• [Work to complete] Tally up the lines where the string "断裂下陷" appears; reply with the number only.

• [Entries shown]
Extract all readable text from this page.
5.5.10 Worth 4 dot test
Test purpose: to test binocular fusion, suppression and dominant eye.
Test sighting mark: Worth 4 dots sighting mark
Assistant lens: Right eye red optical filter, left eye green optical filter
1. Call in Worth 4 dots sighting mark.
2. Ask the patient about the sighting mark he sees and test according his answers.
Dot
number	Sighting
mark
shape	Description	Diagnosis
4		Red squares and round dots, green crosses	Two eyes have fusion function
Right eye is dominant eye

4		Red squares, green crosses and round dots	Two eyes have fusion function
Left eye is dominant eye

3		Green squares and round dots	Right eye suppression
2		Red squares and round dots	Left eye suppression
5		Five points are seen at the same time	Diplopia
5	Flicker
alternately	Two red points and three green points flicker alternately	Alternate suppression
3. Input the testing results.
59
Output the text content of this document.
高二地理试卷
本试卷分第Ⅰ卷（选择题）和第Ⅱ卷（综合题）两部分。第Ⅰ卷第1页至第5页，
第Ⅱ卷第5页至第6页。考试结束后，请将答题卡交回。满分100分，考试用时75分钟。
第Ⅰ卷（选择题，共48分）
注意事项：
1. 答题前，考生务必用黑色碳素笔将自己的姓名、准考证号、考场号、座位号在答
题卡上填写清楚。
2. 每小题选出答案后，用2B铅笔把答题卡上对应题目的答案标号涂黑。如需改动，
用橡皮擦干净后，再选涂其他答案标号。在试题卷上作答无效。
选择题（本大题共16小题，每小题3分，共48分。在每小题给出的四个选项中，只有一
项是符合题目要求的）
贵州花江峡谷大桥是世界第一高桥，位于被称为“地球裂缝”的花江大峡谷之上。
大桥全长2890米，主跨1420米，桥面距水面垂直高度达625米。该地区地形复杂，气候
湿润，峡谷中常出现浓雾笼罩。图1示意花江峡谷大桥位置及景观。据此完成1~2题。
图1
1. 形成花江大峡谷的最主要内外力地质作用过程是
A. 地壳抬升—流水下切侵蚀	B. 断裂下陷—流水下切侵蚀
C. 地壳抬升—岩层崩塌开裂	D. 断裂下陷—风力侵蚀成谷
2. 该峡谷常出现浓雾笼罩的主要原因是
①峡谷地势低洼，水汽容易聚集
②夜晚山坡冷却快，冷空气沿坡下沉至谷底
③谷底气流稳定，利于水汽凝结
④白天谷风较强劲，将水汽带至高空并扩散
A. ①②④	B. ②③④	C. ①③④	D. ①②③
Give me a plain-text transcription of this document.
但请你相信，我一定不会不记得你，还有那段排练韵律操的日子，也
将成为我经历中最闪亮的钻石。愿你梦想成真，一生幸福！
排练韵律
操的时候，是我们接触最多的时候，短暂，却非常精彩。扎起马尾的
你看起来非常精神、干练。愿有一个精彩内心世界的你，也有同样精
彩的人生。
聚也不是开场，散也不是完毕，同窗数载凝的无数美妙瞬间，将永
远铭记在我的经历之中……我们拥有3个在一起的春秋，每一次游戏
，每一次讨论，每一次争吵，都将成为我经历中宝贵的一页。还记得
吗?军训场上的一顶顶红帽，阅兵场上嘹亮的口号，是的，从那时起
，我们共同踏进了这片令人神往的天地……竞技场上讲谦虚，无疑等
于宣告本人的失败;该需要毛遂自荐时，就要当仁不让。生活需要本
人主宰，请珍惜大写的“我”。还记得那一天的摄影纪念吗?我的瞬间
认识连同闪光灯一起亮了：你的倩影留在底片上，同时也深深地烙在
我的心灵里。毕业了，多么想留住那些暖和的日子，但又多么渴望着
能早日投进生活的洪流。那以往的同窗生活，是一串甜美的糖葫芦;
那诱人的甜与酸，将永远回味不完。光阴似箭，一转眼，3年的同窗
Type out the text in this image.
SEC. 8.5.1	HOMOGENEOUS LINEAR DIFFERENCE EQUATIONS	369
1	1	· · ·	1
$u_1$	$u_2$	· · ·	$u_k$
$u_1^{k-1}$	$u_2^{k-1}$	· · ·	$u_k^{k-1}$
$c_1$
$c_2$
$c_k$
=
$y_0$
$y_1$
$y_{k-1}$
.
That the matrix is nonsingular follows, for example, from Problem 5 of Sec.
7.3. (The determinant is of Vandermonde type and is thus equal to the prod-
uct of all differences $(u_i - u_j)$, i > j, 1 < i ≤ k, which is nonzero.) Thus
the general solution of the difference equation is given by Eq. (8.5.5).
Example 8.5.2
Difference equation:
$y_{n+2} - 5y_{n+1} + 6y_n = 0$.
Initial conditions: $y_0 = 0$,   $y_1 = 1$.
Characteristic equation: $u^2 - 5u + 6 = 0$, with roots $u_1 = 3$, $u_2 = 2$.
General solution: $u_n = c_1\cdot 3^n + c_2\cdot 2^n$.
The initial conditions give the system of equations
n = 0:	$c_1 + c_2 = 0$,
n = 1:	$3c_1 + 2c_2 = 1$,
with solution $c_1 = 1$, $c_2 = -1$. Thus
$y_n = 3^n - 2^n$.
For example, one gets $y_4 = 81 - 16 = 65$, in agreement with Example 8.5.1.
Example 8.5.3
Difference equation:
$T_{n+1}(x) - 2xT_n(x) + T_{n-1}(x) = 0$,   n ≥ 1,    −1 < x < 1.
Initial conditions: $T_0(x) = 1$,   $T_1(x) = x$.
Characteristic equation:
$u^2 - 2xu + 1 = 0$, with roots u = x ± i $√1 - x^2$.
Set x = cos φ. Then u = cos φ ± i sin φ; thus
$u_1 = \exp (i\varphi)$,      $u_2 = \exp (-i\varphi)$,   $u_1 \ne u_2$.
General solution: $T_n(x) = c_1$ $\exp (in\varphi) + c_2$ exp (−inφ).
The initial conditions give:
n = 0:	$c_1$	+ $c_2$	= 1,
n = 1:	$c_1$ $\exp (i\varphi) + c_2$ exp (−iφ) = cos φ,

• [The answer] 2